▶ **EXERCISE DETAILS**
Pictures don't belong in the copy; print all the records exactly.

▶ **INFORMATION GIVEN**
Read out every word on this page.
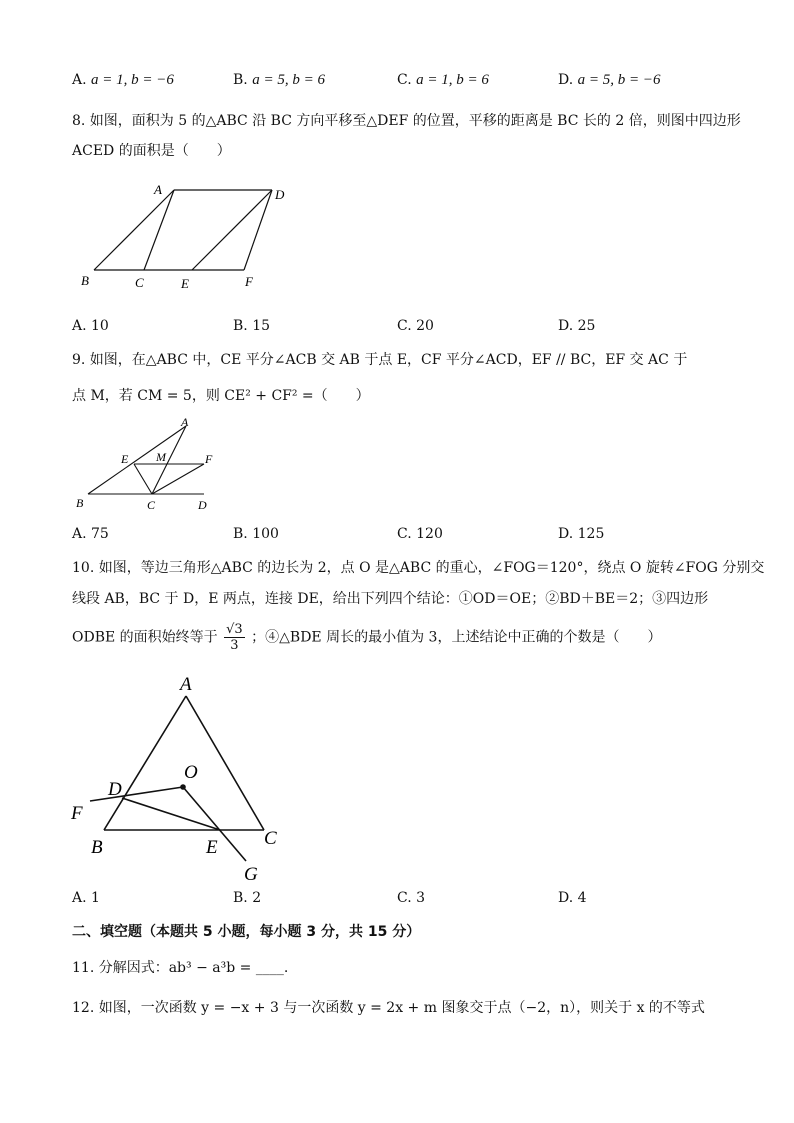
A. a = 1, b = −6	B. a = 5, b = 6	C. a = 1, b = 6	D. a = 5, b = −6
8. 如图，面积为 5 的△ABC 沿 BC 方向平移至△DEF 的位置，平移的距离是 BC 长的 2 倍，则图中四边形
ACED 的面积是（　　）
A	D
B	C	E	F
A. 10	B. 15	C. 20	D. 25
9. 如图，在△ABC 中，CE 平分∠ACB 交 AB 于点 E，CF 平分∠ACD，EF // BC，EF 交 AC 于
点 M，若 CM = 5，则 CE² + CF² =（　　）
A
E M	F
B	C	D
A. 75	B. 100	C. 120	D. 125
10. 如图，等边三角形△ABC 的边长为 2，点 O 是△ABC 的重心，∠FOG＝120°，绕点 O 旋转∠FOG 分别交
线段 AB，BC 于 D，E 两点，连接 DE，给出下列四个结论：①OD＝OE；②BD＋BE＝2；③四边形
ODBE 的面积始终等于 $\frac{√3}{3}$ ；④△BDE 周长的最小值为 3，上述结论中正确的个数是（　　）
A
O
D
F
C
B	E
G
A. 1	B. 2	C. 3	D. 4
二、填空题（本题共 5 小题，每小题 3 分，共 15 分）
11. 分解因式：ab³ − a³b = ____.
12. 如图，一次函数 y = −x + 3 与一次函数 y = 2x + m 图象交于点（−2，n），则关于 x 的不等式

▶ **RESULT OF THIS EXERCISE**
Read out every word on this page.
A. a = 1, b = −6	B. a = 5, b = 6	C. a = 1, b = 6	D. a = 5, b = −6
8. 如图，面积为 5 的△ABC 沿 BC 方向平移至△DEF 的位置，平移的距离是 BC 长的 2 倍，则图中四边形
ACED 的面积是（　　）
A	D
B	C	E	F
A. 10	B. 15	C. 20	D. 25
9. 如图，在△ABC 中，CE 平分∠ACB 交 AB 于点 E，CF 平分∠ACD，EF // BC，EF 交 AC 于
点 M，若 CM = 5，则 CE² + CF² =（　　）
A
E M	F
B	C	D
A. 75	B. 100	C. 120	D. 125
10. 如图，等边三角形△ABC 的边长为 2，点 O 是△ABC 的重心，∠FOG＝120°，绕点 O 旋转∠FOG 分别交
线段 AB，BC 于 D，E 两点，连接 DE，给出下列四个结论：①OD＝OE；②BD＋BE＝2；③四边形
ODBE 的面积始终等于 $\frac{√3}{3}$ ；④△BDE 周长的最小值为 3，上述结论中正确的个数是（　　）
A
O
D
F
C
B	E
G
A. 1	B. 2	C. 3	D. 4
二、填空题（本题共 5 小题，每小题 3 分，共 15 分）
11. 分解因式：ab³ − a³b = ____.
12. 如图，一次函数 y = −x + 3 与一次函数 y = 2x + m 图象交于点（−2，n），则关于 x 的不等式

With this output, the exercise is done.